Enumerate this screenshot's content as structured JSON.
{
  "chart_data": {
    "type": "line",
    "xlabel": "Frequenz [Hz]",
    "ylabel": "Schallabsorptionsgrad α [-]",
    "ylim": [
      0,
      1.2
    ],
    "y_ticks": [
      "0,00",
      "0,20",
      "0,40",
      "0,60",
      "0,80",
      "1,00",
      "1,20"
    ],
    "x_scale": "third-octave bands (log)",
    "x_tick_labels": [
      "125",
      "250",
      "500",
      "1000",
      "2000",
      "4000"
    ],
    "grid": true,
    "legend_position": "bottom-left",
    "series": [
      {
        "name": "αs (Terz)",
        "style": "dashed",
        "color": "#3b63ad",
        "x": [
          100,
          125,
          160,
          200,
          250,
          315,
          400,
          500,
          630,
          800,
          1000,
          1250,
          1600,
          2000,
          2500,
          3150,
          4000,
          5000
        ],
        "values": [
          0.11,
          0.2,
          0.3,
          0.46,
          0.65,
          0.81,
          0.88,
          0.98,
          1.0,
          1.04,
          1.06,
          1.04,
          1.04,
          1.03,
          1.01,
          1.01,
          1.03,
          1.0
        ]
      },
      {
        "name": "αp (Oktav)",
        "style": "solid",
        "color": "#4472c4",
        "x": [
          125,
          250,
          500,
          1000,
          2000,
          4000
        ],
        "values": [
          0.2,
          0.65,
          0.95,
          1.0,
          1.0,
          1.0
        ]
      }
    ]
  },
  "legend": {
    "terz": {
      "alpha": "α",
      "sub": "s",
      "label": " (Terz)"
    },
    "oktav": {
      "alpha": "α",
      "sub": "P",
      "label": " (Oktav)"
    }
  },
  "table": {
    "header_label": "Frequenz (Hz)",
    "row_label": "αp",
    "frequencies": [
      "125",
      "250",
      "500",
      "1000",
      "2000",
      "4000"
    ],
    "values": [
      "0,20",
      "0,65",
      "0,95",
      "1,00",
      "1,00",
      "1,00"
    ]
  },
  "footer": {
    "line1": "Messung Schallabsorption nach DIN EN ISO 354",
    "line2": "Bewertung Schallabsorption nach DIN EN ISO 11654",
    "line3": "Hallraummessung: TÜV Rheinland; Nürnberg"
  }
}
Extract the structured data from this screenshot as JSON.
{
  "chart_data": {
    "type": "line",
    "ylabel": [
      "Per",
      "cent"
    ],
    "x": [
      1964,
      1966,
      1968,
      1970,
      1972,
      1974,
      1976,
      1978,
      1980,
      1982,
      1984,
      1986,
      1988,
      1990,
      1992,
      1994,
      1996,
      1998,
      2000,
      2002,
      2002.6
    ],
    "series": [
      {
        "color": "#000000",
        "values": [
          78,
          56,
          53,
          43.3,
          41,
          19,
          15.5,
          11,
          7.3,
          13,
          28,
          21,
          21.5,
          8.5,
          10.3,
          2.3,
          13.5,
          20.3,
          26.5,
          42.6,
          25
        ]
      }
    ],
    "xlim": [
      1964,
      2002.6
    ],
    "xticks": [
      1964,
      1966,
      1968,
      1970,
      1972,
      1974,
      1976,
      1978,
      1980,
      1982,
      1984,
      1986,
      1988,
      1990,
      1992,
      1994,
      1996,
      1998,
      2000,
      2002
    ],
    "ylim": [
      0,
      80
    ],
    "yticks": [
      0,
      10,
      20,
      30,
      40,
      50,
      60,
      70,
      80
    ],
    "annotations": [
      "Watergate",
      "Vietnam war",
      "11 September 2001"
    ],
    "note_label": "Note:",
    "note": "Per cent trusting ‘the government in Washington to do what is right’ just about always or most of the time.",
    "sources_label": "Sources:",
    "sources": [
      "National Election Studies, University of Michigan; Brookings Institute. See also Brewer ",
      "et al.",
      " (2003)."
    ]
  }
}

▸ **TASK**: From the data above, copy each line that has the string "Frequenz".

▸ **PROBLEM SOLUTION**:
    "xlabel": "Frequenz [Hz]",
    "header_label": "Frequenz (Hz)",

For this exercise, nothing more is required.